====== Supplied material ======

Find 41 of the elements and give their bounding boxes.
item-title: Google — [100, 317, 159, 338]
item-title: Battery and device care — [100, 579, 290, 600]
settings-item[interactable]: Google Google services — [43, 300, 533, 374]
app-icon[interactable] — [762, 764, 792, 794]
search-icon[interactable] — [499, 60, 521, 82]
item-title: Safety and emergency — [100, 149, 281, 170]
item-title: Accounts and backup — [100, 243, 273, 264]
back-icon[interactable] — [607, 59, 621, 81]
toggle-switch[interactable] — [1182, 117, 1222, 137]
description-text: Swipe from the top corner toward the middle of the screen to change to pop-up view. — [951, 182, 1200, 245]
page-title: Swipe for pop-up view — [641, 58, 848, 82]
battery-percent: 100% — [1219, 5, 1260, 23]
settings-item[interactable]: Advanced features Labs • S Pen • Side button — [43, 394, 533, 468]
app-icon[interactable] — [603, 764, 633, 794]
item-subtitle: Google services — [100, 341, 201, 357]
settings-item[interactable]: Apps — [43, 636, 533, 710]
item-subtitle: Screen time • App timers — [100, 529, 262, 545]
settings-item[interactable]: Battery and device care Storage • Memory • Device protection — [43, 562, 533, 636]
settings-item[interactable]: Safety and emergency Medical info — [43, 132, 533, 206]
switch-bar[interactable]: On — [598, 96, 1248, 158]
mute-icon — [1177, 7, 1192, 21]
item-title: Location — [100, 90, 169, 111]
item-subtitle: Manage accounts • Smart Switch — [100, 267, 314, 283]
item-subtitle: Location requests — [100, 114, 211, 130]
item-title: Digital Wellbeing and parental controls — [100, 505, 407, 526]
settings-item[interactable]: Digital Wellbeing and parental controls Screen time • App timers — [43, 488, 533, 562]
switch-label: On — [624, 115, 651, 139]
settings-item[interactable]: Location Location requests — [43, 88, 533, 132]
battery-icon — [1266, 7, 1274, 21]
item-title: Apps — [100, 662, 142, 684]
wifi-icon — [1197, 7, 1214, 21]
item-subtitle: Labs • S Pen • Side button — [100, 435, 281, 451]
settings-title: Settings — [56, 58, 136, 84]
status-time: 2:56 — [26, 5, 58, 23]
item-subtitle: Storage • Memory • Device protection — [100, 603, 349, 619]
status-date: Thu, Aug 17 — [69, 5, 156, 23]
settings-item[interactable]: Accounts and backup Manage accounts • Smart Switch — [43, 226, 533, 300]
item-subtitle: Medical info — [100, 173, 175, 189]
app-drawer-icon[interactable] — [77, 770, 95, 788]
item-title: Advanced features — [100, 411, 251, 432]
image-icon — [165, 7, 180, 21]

======

§ Task to carry out
Rewrite the items from the first line down to the line that has "back-icon[interactable] — [607, 59, 621, 81]", changing "Safety and emergency" to "Safety and alerts" and leaving everything else unchanged.

§ Output for this exercise
Find 41 of the elements and give their bounding boxes.
item-title: Google — [100, 317, 159, 338]
item-title: Battery and device care — [100, 579, 290, 600]
settings-item[interactable]: Google Google services — [43, 300, 533, 374]
app-icon[interactable] — [762, 764, 792, 794]
search-icon[interactable] — [499, 60, 521, 82]
item-title: Safety and alerts — [100, 149, 281, 170]
item-title: Accounts and backup — [100, 243, 273, 264]
back-icon[interactable] — [607, 59, 621, 81]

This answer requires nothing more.